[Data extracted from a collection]

____

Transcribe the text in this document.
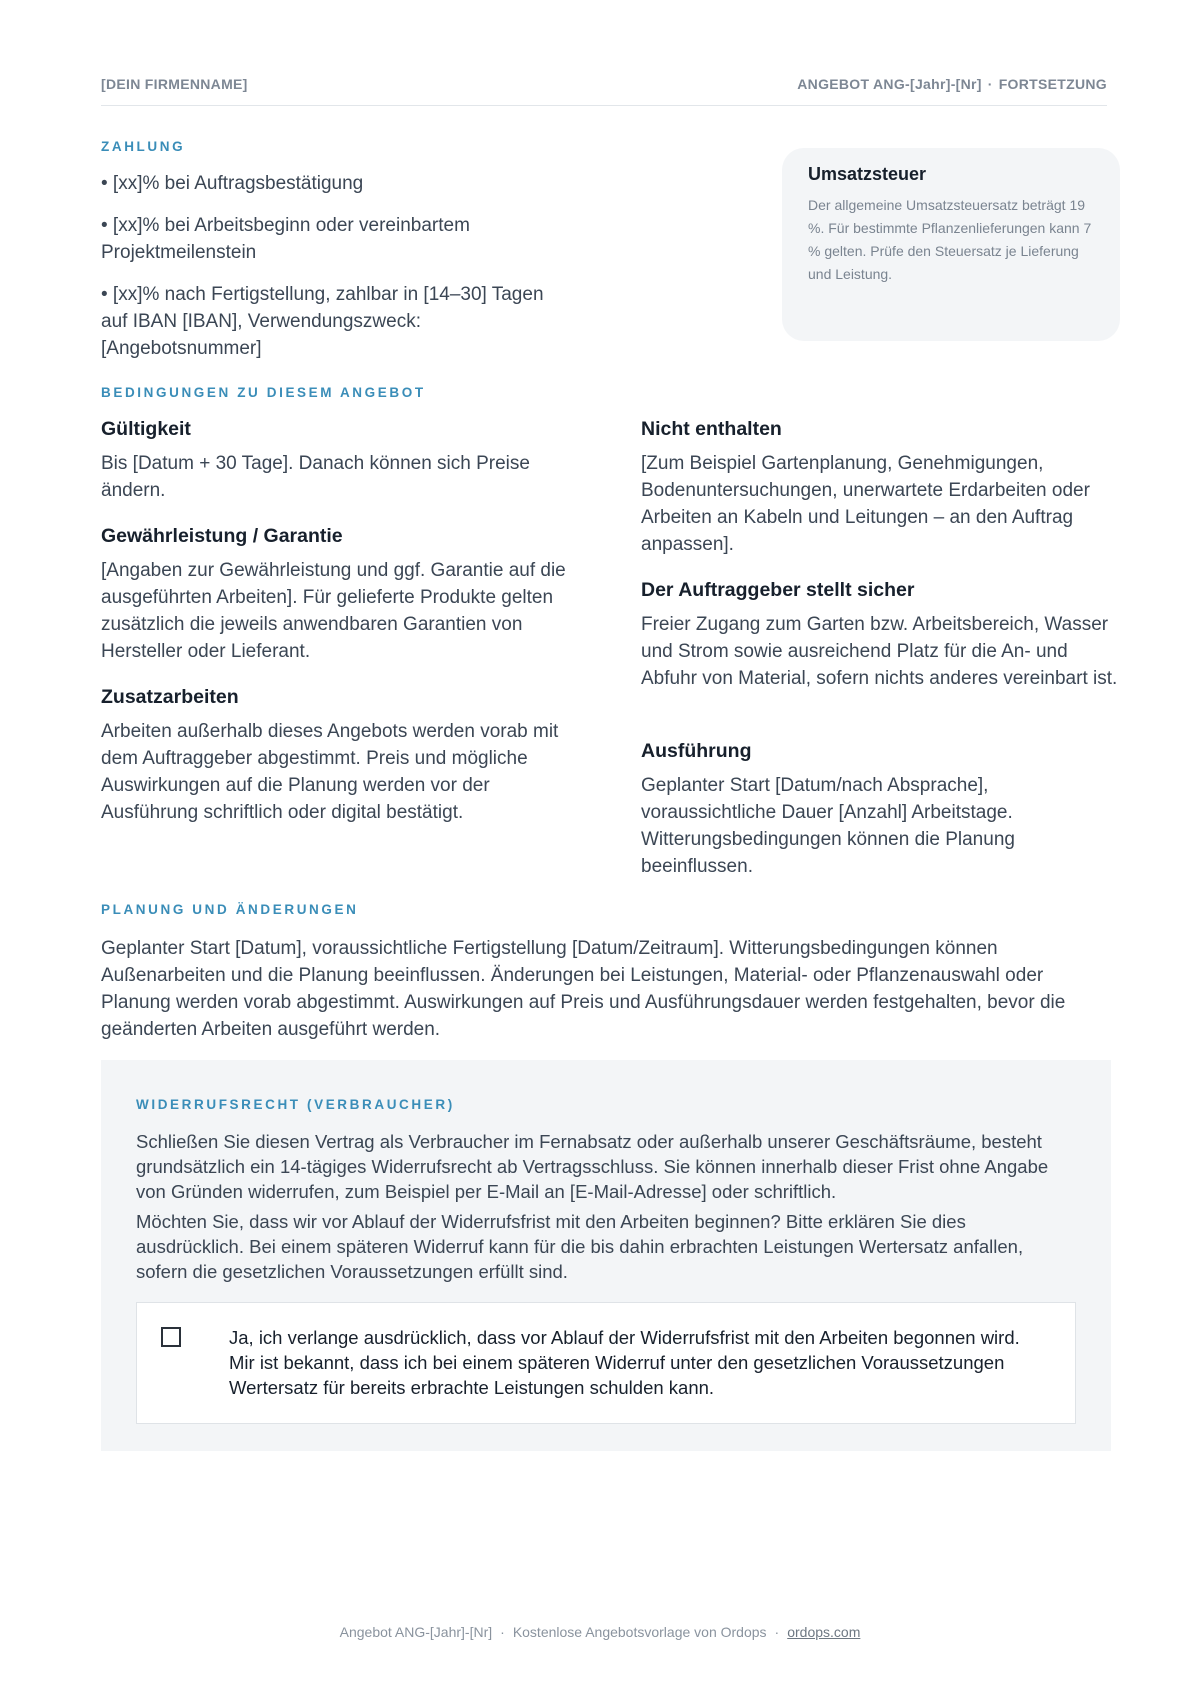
[DEIN FIRMENNAME]	ANGEBOT ANG-[Jahr]-[Nr] · FORTSETZUNG
ZAHLUNG
• [xx]% bei Auftragsbestätigung
• [xx]% bei Arbeitsbeginn oder vereinbartem Projektmeilenstein
• [xx]% nach Fertigstellung, zahlbar in [14–30] Tagen auf IBAN [IBAN], Verwendungszweck: [Angebotsnummer]
Umsatzsteuer
Der allgemeine Umsatzsteuersatz beträgt 19 %. Für bestimmte Pflanzenlieferungen kann 7 % gelten. Prüfe den Steuersatz je Lieferung und Leistung.
BEDINGUNGEN ZU DIESEM ANGEBOT
Gültigkeit

Bis [Datum + 30 Tage]. Danach können sich Preise ändern.

Gewährleistung / Garantie

[Angaben zur Gewährleistung und ggf. Garantie auf die ausgeführten Arbeiten]. Für gelieferte Produkte gelten zusätzlich die jeweils anwendbaren Garantien von Hersteller oder Lieferant.

Zusatzarbeiten

Arbeiten außerhalb dieses Angebots werden vorab mit dem Auftraggeber abgestimmt. Preis und mögliche Auswirkungen auf die Planung werden vor der Ausführung schriftlich oder digital bestätigt.

Nicht enthalten

[Zum Beispiel Gartenplanung, Genehmigungen, Bodenuntersuchungen, unerwartete Erdarbeiten oder Arbeiten an Kabeln und Leitungen – an den Auftrag anpassen].

Der Auftraggeber stellt sicher

Freier Zugang zum Garten bzw. Arbeitsbereich, Wasser und Strom sowie ausreichend Platz für die An- und Abfuhr von Material, sofern nichts anderes vereinbart ist.

Ausführung

Geplanter Start [Datum/nach Absprache], voraussichtliche Dauer [Anzahl] Arbeitstage. Witterungsbedingungen können die Planung beeinflussen.

PLANUNG UND ÄNDERUNGEN
Geplanter Start [Datum], voraussichtliche Fertigstellung [Datum/Zeitraum]. Witterungsbedingungen können Außenarbeiten und die Planung beeinflussen. Änderungen bei Leistungen, Material- oder Pflanzenauswahl oder Planung werden vorab abgestimmt. Auswirkungen auf Preis und Ausführungsdauer werden festgehalten, bevor die geänderten Arbeiten ausgeführt werden.
WIDERRUFSRECHT (VERBRAUCHER)
Schließen Sie diesen Vertrag als Verbraucher im Fernabsatz oder außerhalb unserer Geschäftsräume, besteht grundsätzlich ein 14-tägiges Widerrufsrecht ab Vertragsschluss. Sie können innerhalb dieser Frist ohne Angabe von Gründen widerrufen, zum Beispiel per E-Mail an [E-Mail-Adresse] oder schriftlich.
Möchten Sie, dass wir vor Ablauf der Widerrufsfrist mit den Arbeiten beginnen? Bitte erklären Sie dies ausdrücklich. Bei einem späteren Widerruf kann für die bis dahin erbrachten Leistungen Wertersatz anfallen, sofern die gesetzlichen Voraussetzungen erfüllt sind.
Ja, ich verlange ausdrücklich, dass vor Ablauf der Widerrufsfrist mit den Arbeiten begonnen wird. Mir ist bekannt, dass ich bei einem späteren Widerruf unter den gesetzlichen Voraussetzungen Wertersatz für bereits erbrachte Leistungen schulden kann.
Angebot ANG-[Jahr]-[Nr] · Kostenlose Angebotsvorlage von Ordops · ordops.com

____

● EXERCISE DIRECTIONS
Search the listing for the word "Auftraggeber" and return each line that holds it.

● EXERCISE OUTPUT
Arbeiten außerhalb dieses Angebots werden vorab mit dem Auftraggeber abgestimmt. Preis und mögliche Auswirkungen auf die Planung werden vor der Ausführung schriftlich oder digital bestätigt.
Der Auftraggeber stellt sicher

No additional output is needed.